[START]

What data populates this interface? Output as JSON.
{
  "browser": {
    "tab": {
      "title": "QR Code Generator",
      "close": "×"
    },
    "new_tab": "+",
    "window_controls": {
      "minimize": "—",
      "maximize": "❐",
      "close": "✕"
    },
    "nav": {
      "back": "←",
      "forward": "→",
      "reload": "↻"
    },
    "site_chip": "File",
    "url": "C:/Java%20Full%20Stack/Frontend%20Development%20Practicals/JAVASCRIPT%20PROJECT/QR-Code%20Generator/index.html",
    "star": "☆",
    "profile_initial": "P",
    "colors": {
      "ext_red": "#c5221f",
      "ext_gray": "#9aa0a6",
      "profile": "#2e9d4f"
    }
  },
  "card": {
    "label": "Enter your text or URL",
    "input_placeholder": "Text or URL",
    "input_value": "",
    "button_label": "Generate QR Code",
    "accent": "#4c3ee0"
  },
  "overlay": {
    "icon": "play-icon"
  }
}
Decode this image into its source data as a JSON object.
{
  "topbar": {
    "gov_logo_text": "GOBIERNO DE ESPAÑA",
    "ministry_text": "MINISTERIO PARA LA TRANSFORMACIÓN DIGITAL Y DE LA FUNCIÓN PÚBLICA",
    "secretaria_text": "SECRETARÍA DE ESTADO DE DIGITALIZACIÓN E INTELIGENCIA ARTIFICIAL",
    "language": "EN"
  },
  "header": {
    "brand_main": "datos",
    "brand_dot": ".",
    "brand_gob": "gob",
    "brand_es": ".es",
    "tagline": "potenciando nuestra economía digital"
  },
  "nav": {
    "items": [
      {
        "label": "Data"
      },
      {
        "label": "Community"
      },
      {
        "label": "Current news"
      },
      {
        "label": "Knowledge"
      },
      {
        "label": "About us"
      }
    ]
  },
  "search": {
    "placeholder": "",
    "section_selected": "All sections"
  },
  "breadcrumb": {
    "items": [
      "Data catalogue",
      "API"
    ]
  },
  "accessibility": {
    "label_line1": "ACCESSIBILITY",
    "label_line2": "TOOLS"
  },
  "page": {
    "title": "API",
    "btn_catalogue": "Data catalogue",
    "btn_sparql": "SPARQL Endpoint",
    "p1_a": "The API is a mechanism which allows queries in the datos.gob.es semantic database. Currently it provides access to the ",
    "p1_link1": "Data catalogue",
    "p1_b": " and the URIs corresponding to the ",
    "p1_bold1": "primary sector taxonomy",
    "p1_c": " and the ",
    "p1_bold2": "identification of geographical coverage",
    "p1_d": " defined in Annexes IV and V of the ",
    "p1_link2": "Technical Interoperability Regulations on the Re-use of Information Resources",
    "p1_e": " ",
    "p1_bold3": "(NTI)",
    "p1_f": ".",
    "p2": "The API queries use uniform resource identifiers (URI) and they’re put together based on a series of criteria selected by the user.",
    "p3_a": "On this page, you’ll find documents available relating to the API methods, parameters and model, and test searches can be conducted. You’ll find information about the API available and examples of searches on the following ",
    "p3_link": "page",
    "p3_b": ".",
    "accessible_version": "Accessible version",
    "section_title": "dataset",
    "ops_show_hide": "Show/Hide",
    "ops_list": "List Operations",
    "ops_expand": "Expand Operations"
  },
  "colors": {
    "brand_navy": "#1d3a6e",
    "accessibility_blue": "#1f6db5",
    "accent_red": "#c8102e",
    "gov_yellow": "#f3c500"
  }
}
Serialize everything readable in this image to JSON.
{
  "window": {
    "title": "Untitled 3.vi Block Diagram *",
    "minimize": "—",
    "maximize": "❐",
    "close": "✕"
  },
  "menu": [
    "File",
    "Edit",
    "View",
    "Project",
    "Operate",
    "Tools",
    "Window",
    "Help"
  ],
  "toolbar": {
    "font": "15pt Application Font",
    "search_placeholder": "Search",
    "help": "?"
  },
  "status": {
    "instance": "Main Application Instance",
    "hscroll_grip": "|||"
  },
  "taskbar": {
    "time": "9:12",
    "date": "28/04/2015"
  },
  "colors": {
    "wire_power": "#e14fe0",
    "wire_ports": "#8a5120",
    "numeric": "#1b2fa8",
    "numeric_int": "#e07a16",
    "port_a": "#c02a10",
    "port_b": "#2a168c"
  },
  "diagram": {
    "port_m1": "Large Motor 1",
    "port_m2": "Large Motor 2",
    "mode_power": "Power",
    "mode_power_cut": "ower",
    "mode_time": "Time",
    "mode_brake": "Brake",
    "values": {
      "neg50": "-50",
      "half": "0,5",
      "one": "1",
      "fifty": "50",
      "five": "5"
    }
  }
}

[END]

* [What is asked]: Type the whole listing again, unaltered.

* [Complete output]:
What data populates this interface? Output as JSON.
{
  "browser": {
    "tab": {
      "title": "QR Code Generator",
      "close": "×"
    },
    "new_tab": "+",
    "window_controls": {
      "minimize": "—",
      "maximize": "❐",
      "close": "✕"
    },
    "nav": {
      "back": "←",
      "forward": "→",
      "reload": "↻"
    },
    "site_chip": "File",
    "url": "C:/Java%20Full%20Stack/Frontend%20Development%20Practicals/JAVASCRIPT%20PROJECT/QR-Code%20Generator/index.html",
    "star": "☆",
    "profile_initial": "P",
    "colors": {
      "ext_red": "#c5221f",
      "ext_gray": "#9aa0a6",
      "profile": "#2e9d4f"
    }
  },
  "card": {
    "label": "Enter your text or URL",
    "input_placeholder": "Text or URL",
    "input_value": "",
    "button_label": "Generate QR Code",
    "accent": "#4c3ee0"
  },
  "overlay": {
    "icon": "play-icon"
  }
}
Decode this image into its source data as a JSON object.
{
  "topbar": {
    "gov_logo_text": "GOBIERNO DE ESPAÑA",
    "ministry_text": "MINISTERIO PARA LA TRANSFORMACIÓN DIGITAL Y DE LA FUNCIÓN PÚBLICA",
    "secretaria_text": "SECRETARÍA DE ESTADO DE DIGITALIZACIÓN E INTELIGENCIA ARTIFICIAL",
    "language": "EN"
  },
  "header": {
    "brand_main": "datos",
    "brand_dot": ".",
    "brand_gob": "gob",
    "brand_es": ".es",
    "tagline": "potenciando nuestra economía digital"
  },
  "nav": {
    "items": [
      {
        "label": "Data"
      },
      {
        "label": "Community"
      },
      {
        "label": "Current news"
      },
      {
        "label": "Knowledge"
      },
      {
        "label": "About us"
      }
    ]
  },
  "search": {
    "placeholder": "",
    "section_selected": "All sections"
  },
  "breadcrumb": {
    "items": [
      "Data catalogue",
      "API"
    ]
  },
  "accessibility": {
    "label_line1": "ACCESSIBILITY",
    "label_line2": "TOOLS"
  },
  "page": {
    "title": "API",
    "btn_catalogue": "Data catalogue",
    "btn_sparql": "SPARQL Endpoint",
    "p1_a": "The API is a mechanism which allows queries in the datos.gob.es semantic database. Currently it provides access to the ",
    "p1_link1": "Data catalogue",
    "p1_b": " and the URIs corresponding to the ",
    "p1_bold1": "primary sector taxonomy",
    "p1_c": " and the ",
    "p1_bold2": "identification of geographical coverage",
    "p1_d": " defined in Annexes IV and V of the ",
    "p1_link2": "Technical Interoperability Regulations on the Re-use of Information Resources",
    "p1_e": " ",
    "p1_bold3": "(NTI)",
    "p1_f": ".",
    "p2": "The API queries use uniform resource identifiers (URI) and they’re put together based on a series of criteria selected by the user.",
    "p3_a": "On this page, you’ll find documents available relating to the API methods, parameters and model, and test searches can be conducted. You’ll find information about the API available and examples of searches on the following ",
    "p3_link": "page",
    "p3_b": ".",
    "accessible_version": "Accessible version",
    "section_title": "dataset",
    "ops_show_hide": "Show/Hide",
    "ops_list": "List Operations",
    "ops_expand": "Expand Operations"
  },
  "colors": {
    "brand_navy": "#1d3a6e",
    "accessibility_blue": "#1f6db5",
    "accent_red": "#c8102e",
    "gov_yellow": "#f3c500"
  }
}
Serialize everything readable in this image to JSON.
{
  "window": {
    "title": "Untitled 3.vi Block Diagram *",
    "minimize": "—",
    "maximize": "❐",
    "close": "✕"
  },
  "menu": [
    "File",
    "Edit",
    "View",
    "Project",
    "Operate",
    "Tools",
    "Window",
    "Help"
  ],
  "toolbar": {
    "font": "15pt Application Font",
    "search_placeholder": "Search",
    "help": "?"
  },
  "status": {
    "instance": "Main Application Instance",
    "hscroll_grip": "|||"
  },
  "taskbar": {
    "time": "9:12",
    "date": "28/04/2015"
  },
  "colors": {
    "wire_power": "#e14fe0",
    "wire_ports": "#8a5120",
    "numeric": "#1b2fa8",
    "numeric_int": "#e07a16",
    "port_a": "#c02a10",
    "port_b": "#2a168c"
  },
  "diagram": {
    "port_m1": "Large Motor 1",
    "port_m2": "Large Motor 2",
    "mode_power": "Power",
    "mode_power_cut": "ower",
    "mode_time": "Time",
    "mode_brake": "Brake",
    "values": {
      "neg50": "-50",
      "half": "0,5",
      "one": "1",
      "fifty": "50",
      "five": "5"
    }
  }
}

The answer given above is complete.